• _Task instructions_: From the entries below, gather every line containing the string "Checkout".

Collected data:
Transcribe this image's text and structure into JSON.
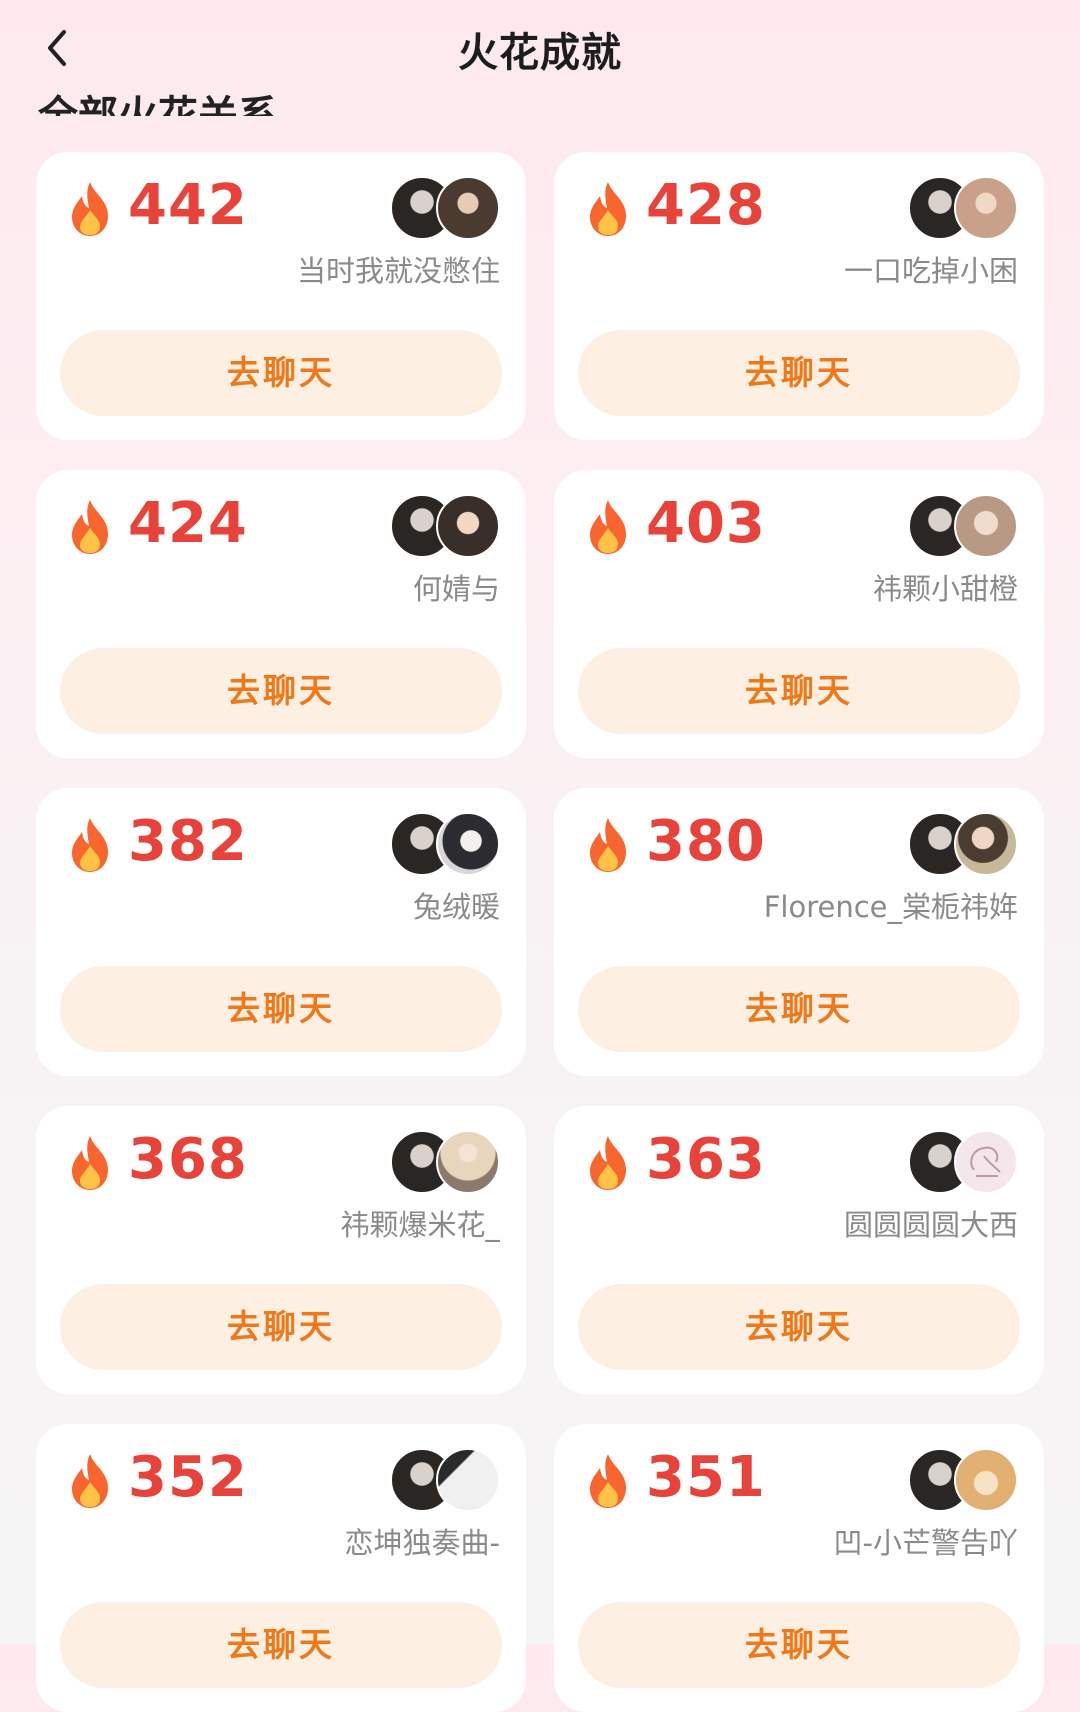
{
  "header": {
    "title": "火花成就",
    "section_heading": "全部火花关系"
  },
  "colors": {
    "count": "#e8433a",
    "button_text": "#f07818",
    "button_bg": "#fdf0e3",
    "flame_outer": "#f8652f",
    "flame_inner": "#ffc247"
  },
  "cards": [
    {
      "count": "442",
      "name": "当时我就没憋住",
      "button": "去聊天",
      "friend_avatar_color": "#4a3a30"
    },
    {
      "count": "428",
      "name": "一口吃掉小困",
      "button": "去聊天",
      "friend_avatar_color": "#c9a08a"
    },
    {
      "count": "424",
      "name": "何婧与",
      "button": "去聊天",
      "friend_avatar_color": "#3a2e2a"
    },
    {
      "count": "403",
      "name": "祎颗小甜橙",
      "button": "去聊天",
      "friend_avatar_color": "#b89a84"
    },
    {
      "count": "382",
      "name": "兔绒暖",
      "button": "去聊天",
      "friend_avatar_color": "#d8d8dc"
    },
    {
      "count": "380",
      "name": "Florence_棠栀祎姩",
      "button": "去聊天",
      "friend_avatar_color": "#c8b89a"
    },
    {
      "count": "368",
      "name": "祎颗爆米花_",
      "button": "去聊天",
      "friend_avatar_color": "#d6c2a4"
    },
    {
      "count": "363",
      "name": "圆圆圆圆大西",
      "button": "去聊天",
      "friend_avatar_color": "#f5e6ec"
    },
    {
      "count": "352",
      "name": "恋坤独奏曲-",
      "button": "去聊天",
      "friend_avatar_color": "#e6e6e6"
    },
    {
      "count": "351",
      "name": "凹-小芒警告吖",
      "button": "去聊天",
      "friend_avatar_color": "#e2b070"
    }
  ]
}
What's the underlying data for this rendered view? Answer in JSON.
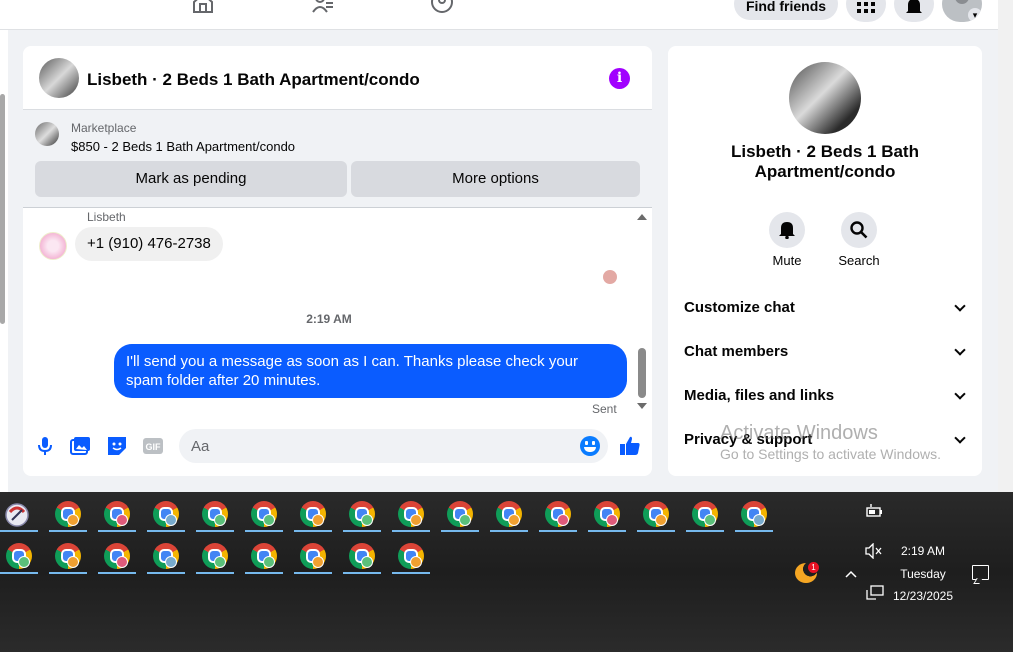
{
  "topnav": {
    "find_friends_label": "Find friends"
  },
  "chat": {
    "title": "Lisbeth · 2 Beds 1 Bath Apartment/condo",
    "marketplace": {
      "label": "Marketplace",
      "listing": "$850 - 2 Beds 1 Bath Apartment/condo",
      "pending_button": "Mark as pending",
      "more_button": "More options"
    },
    "messages": {
      "sender_name": "Lisbeth",
      "incoming_text": "+1 (910) 476-2738",
      "timestamp": "2:19 AM",
      "outgoing_text": "I'll send you a message as soon as I can. Thanks please check your spam folder after 20 minutes.",
      "status": "Sent"
    },
    "composer": {
      "placeholder": "Aa",
      "value": ""
    }
  },
  "info_panel": {
    "title": "Lisbeth · 2 Beds 1 Bath Apartment/condo",
    "actions": [
      {
        "label": "Mute",
        "icon": "bell-icon"
      },
      {
        "label": "Search",
        "icon": "search-icon"
      }
    ],
    "sections": [
      {
        "label": "Customize chat"
      },
      {
        "label": "Chat members"
      },
      {
        "label": "Media, files and links"
      },
      {
        "label": "Privacy & support"
      }
    ]
  },
  "watermark": {
    "line1": "Activate Windows",
    "line2": "Go to Settings to activate Windows."
  },
  "taskbar": {
    "time": "2:19 AM",
    "day": "Tuesday",
    "date": "12/23/2025",
    "weather_badge": "1"
  },
  "colors": {
    "accent": "#0a5cff",
    "info_icon": "#a100ff",
    "taskbar_underline": "#76b9ed"
  }
}
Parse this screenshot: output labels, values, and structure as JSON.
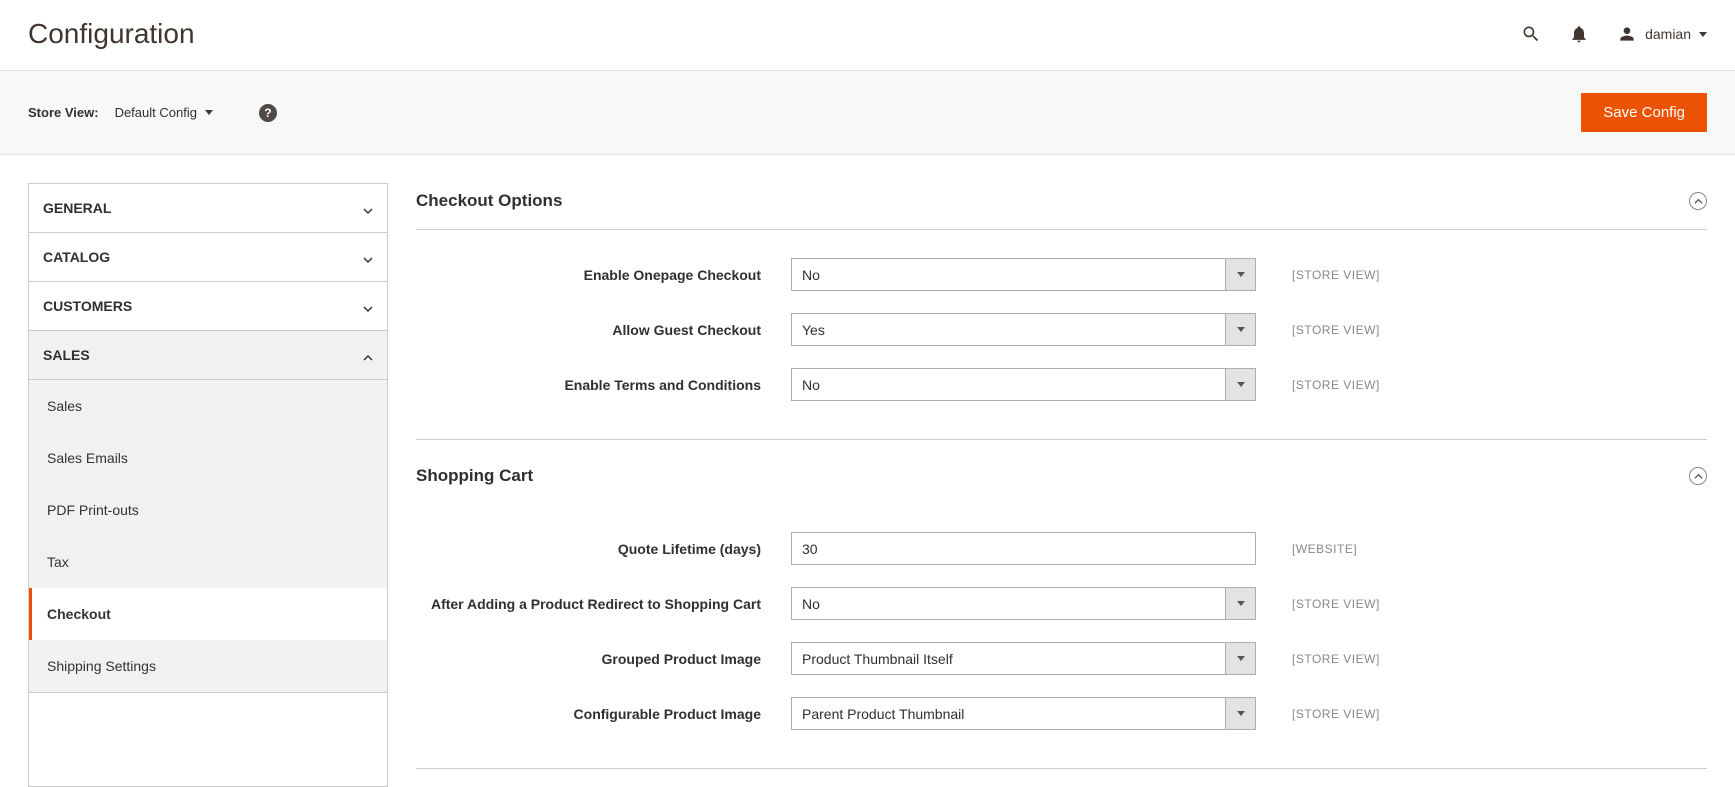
{
  "header": {
    "title": "Configuration",
    "username": "damian"
  },
  "scopeBar": {
    "label": "Store View:",
    "value": "Default Config",
    "saveLabel": "Save Config",
    "helpGlyph": "?"
  },
  "sidebar": {
    "sections": [
      {
        "label": "GENERAL",
        "open": false
      },
      {
        "label": "CATALOG",
        "open": false
      },
      {
        "label": "CUSTOMERS",
        "open": false
      },
      {
        "label": "SALES",
        "open": true,
        "items": [
          {
            "label": "Sales",
            "active": false
          },
          {
            "label": "Sales Emails",
            "active": false
          },
          {
            "label": "PDF Print-outs",
            "active": false
          },
          {
            "label": "Tax",
            "active": false
          },
          {
            "label": "Checkout",
            "active": true
          },
          {
            "label": "Shipping Settings",
            "active": false
          }
        ]
      }
    ]
  },
  "sections": [
    {
      "title": "Checkout Options",
      "fields": [
        {
          "label": "Enable Onepage Checkout",
          "type": "select",
          "value": "No",
          "scope": "[STORE VIEW]"
        },
        {
          "label": "Allow Guest Checkout",
          "type": "select",
          "value": "Yes",
          "scope": "[STORE VIEW]"
        },
        {
          "label": "Enable Terms and Conditions",
          "type": "select",
          "value": "No",
          "scope": "[STORE VIEW]"
        }
      ]
    },
    {
      "title": "Shopping Cart",
      "fields": [
        {
          "label": "Quote Lifetime (days)",
          "type": "text",
          "value": "30",
          "scope": "[WEBSITE]"
        },
        {
          "label": "After Adding a Product Redirect to Shopping Cart",
          "type": "select",
          "value": "No",
          "scope": "[STORE VIEW]"
        },
        {
          "label": "Grouped Product Image",
          "type": "select",
          "value": "Product Thumbnail Itself",
          "scope": "[STORE VIEW]"
        },
        {
          "label": "Configurable Product Image",
          "type": "select",
          "value": "Parent Product Thumbnail",
          "scope": "[STORE VIEW]"
        }
      ]
    }
  ]
}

• _Output of the exercise_:
            "label": "Checkout",
      "title": "Checkout Options",
          "label": "Enable Onepage Checkout",
          "label": "Allow Guest Checkout",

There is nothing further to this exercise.